• [What is required]
Write out the first-date stories from "The ambulance arrived" through "prefers boob jobs.", switching every "brother" to "cousin".
Extracted text below:
With the explosion of dating websites and apps, it’s now easier to get a first date than ever before.
But not all first dates are created equal.
Some are good. Some are OK, but lack the elusive spark.
And some are just downright awful.
But the plus side of bad dates is that they make great stories.
While a string of boring dates can make you lose the will to live, at least with a bad date you can look back and laugh. And entertain others with it.
So for your amusement, here’s a collection of first date disasters.
Matched with a guy on Tinder who was only in town for the weekend. We arranged to get drinks and just hang out.
When I arrived at the bar, we had a nice conversation for about five minutes, until he was like ‘OK, I have to come clean. I asked another girl here too’.
Apparently, she was weird, and he was trying to get rid of her but couldn’t.
Two seconds later, the girl appeared, and he was right – she was weird.
She made passive aggressive conversation with me for about a minute, until she cut me off and was like ‘so you’d better back off b*tch. Are you trying to steal my date or something?’
I stepped in closer and asked if she was threatening me (legit thought we were about to fight).
Luckily she walked away. I told the guy to f**k off and left.
I had a very mundane date with a barrister. He was fairly attractive (and, of course, successful), but he was really arrogant.
I called it a night and left early. He then texted me telling me he didn’t want to date me, but he was wondering if I’d like to join him for champagne sometime and we could set up a monthly financial arrangement.
Yes, like a sugar daddy. He was 30.
One guy was too scared to make eye contact and waved at the floor when saying hello to me.
He then hid in the bathroom to eat his bar snacks.
Went on a Tinder date to Ice Bar in London.
After a few drinks, I was feeling hungry, so I suggested going to TGIs down the road. After mains, we got desert.
Shortly after she started eating, I noticed that her face was kind of red. Then it went very red and puffy.
I told her there was something wrong with her face and asked if she was OK, but by this point she couldn’t talk properly.
She indicated that there was an epipen in her bag, so I grabbed it, she tried to inject herself, but the epipen failed to deploy.
I called 999, and the phone operator kept asking me loads of questions about her and I was like ‘I DON’T KNOW I ONLY MET HER TODAY’.
The ambulance arrived and took us to the hospital, and I dropped her back home five hours later.
On the plus side though, we got free TGIs.
Met a guy for drinks at a bar. He got really drunk, and ended the night by punching someone at the taxi rank.
He texted me at 6am informing me he’d dislocated his shoulder.
He kept going to the toilet to snort cocaine. He denied it, but all of that sniffing and wiping his nose? Come on.
He then took me to this pub where his brother was.
His brother had Short Man Syndrome, and kept trying to start fights with everyone.
So my date spent the night alternating between trying to calm his brother down, and snorting more drugs.
I chatted to his mates for a bit, then left.
He then texted asking for a second date.
Went on a date with a male stripper.
He looked straight down at my boobs and told me he prefers boob jobs.
But he was very hot, and I was very, very young, so later on we had sex in his car.
However, we’d left the windows down, ended up getting eaten alive my mosquitos, and he started freaking out because of his career.
End of Extracted text.
Records supplied below:
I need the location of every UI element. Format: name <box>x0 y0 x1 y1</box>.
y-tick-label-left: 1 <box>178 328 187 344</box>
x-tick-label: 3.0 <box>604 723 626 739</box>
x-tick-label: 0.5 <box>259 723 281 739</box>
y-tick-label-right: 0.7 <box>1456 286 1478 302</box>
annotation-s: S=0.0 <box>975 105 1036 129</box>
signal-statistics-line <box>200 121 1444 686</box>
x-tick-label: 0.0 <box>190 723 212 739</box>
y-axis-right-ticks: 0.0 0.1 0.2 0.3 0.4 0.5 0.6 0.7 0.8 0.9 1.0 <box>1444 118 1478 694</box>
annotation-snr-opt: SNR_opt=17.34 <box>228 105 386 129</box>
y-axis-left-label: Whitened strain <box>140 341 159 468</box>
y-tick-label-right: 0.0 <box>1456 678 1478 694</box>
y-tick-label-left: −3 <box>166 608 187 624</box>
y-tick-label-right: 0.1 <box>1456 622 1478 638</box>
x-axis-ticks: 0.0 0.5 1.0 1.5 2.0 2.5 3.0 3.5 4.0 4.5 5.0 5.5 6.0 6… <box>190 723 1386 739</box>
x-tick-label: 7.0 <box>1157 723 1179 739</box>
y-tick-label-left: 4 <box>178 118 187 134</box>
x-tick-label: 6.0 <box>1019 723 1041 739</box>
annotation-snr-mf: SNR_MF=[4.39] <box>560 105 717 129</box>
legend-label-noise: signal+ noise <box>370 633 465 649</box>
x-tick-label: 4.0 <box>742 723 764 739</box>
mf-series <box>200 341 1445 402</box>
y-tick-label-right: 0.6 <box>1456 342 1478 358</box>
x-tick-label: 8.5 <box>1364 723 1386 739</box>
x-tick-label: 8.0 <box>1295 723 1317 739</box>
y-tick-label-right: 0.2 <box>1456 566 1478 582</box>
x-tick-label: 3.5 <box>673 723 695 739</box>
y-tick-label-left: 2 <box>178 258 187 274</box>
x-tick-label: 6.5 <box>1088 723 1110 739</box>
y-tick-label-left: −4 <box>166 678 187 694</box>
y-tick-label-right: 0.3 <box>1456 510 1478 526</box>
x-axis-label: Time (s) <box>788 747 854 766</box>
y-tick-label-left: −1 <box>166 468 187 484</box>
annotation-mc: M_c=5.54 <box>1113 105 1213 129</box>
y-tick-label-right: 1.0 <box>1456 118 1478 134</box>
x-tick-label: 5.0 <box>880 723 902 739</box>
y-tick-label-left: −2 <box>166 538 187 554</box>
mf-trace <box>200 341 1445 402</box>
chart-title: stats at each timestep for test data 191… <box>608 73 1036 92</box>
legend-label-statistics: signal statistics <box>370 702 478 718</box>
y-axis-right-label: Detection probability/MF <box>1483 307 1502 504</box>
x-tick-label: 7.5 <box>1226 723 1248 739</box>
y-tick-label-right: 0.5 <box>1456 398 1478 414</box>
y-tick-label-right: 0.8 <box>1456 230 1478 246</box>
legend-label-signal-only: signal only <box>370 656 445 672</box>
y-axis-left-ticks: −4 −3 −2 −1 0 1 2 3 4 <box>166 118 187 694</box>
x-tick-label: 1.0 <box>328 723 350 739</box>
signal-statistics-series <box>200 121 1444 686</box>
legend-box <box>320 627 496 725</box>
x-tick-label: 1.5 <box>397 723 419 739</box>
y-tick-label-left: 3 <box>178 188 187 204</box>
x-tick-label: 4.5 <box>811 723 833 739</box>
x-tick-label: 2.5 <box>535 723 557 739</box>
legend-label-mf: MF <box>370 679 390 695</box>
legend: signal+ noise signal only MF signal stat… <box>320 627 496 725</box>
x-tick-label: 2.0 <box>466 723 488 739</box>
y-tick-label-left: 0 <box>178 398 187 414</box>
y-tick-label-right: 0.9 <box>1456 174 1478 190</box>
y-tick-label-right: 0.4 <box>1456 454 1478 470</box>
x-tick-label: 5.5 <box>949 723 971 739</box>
End of Records supplied.
• [Finished task]
The ambulance arrived and took us to the hospital, and I dropped her back home five hours later.
On the plus side though, we got free TGIs.
Met a guy for drinks at a bar. He got really drunk, and ended the night by punching someone at the taxi rank.
He texted me at 6am informing me he’d dislocated his shoulder.
He kept going to the toilet to snort cocaine. He denied it, but all of that sniffing and wiping his nose? Come on.
He then took me to this pub where his cousin was.
His cousin had Short Man Syndrome, and kept trying to start fights with everyone.
So my date spent the night alternating between trying to calm his cousin down, and snorting more drugs.
I chatted to his mates for a bit, then left.
He then texted asking for a second date.
Went on a date with a male stripper.
He looked straight down at my boobs and told me he prefers boob jobs.